▶ GIVEN INSTRUCTION
Copy all lines below containing "would".

[Excerpt from a dataset]

::::::::

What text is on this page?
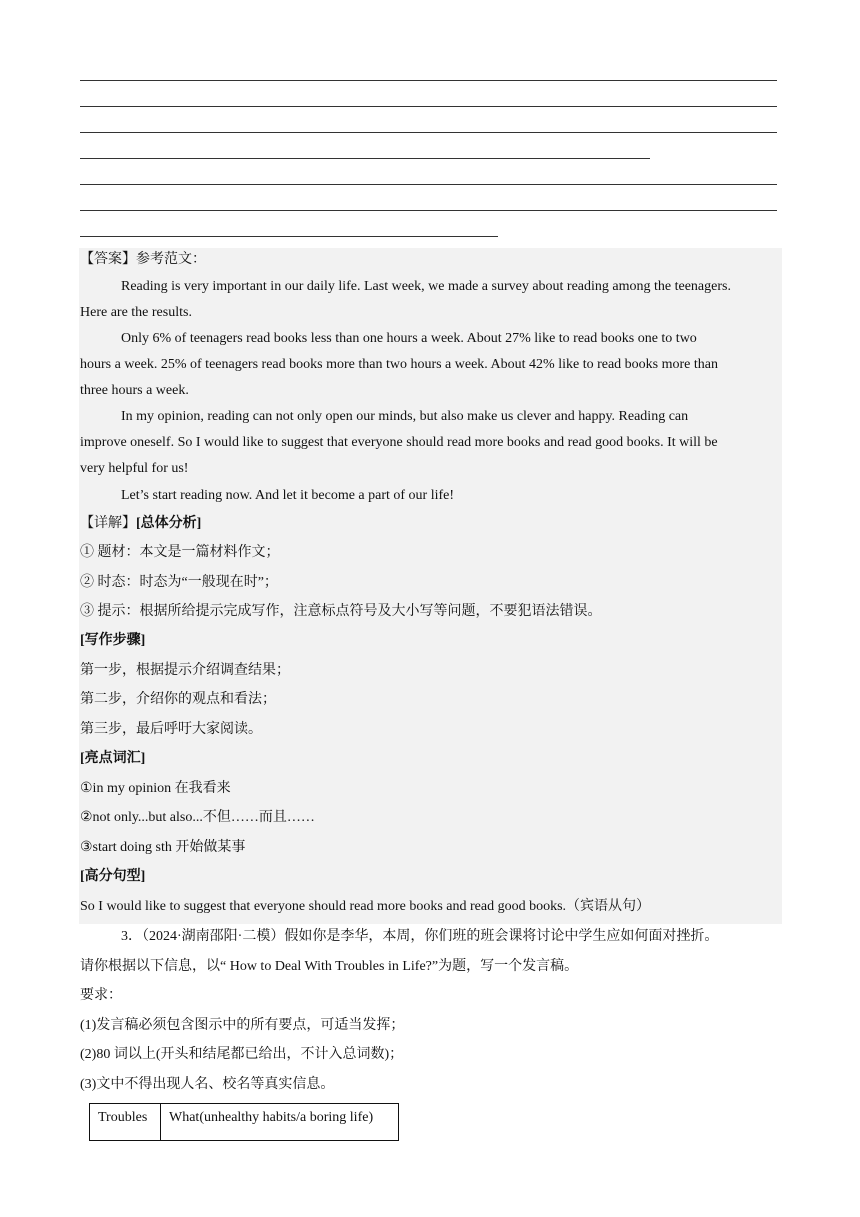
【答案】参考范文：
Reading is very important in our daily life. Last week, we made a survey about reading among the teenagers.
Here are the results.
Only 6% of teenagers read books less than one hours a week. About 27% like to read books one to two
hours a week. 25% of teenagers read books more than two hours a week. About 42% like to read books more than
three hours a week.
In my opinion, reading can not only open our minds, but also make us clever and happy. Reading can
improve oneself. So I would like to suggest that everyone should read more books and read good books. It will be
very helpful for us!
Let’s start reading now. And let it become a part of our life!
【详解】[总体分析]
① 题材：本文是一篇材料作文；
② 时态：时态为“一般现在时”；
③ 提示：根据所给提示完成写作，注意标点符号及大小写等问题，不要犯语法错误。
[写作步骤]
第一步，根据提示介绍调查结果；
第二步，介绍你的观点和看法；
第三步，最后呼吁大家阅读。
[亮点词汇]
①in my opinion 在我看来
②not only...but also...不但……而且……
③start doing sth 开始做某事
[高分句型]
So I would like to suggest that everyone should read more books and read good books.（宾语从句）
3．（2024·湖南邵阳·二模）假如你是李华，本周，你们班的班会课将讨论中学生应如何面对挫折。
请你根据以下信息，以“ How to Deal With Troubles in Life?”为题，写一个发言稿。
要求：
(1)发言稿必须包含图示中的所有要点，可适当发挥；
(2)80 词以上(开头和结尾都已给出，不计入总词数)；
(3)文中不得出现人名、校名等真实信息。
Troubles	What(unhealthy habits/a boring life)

::::::::

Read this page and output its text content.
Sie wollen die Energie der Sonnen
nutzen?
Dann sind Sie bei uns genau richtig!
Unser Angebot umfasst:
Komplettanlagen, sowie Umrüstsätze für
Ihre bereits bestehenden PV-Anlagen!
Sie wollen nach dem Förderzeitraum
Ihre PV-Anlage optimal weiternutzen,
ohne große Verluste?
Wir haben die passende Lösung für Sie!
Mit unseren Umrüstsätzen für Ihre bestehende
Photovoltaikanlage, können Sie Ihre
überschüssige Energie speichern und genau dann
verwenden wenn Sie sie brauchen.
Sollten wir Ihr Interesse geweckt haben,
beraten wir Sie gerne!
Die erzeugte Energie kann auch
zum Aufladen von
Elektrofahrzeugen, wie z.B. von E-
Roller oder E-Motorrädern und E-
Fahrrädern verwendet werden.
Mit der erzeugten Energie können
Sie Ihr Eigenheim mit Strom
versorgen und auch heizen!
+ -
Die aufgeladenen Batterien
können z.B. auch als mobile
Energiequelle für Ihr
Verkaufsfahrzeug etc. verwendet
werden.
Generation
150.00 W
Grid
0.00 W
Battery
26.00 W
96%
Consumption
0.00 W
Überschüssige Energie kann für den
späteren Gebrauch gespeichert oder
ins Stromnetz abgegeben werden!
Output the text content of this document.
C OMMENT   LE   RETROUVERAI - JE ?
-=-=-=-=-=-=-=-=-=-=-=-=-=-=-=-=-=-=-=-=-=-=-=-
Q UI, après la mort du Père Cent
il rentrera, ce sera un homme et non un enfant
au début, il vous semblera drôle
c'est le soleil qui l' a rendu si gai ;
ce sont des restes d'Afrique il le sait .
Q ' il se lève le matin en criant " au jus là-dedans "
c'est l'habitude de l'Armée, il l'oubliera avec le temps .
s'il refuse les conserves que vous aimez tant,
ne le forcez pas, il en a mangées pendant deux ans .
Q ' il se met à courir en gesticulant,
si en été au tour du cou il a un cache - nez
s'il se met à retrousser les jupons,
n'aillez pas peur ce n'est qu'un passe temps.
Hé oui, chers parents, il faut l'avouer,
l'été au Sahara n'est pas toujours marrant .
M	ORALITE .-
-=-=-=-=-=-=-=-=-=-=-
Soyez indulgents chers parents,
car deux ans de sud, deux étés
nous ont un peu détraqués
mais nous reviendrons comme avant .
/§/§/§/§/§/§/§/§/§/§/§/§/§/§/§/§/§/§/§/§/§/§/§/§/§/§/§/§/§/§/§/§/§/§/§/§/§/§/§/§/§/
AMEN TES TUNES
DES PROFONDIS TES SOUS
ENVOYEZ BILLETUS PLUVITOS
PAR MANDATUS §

::::::::

▶ ANSWER
improve oneself. So I would like to suggest that everyone should read more books and read good books. It will be
So I would like to suggest that everyone should read more books and read good books.（宾语从句）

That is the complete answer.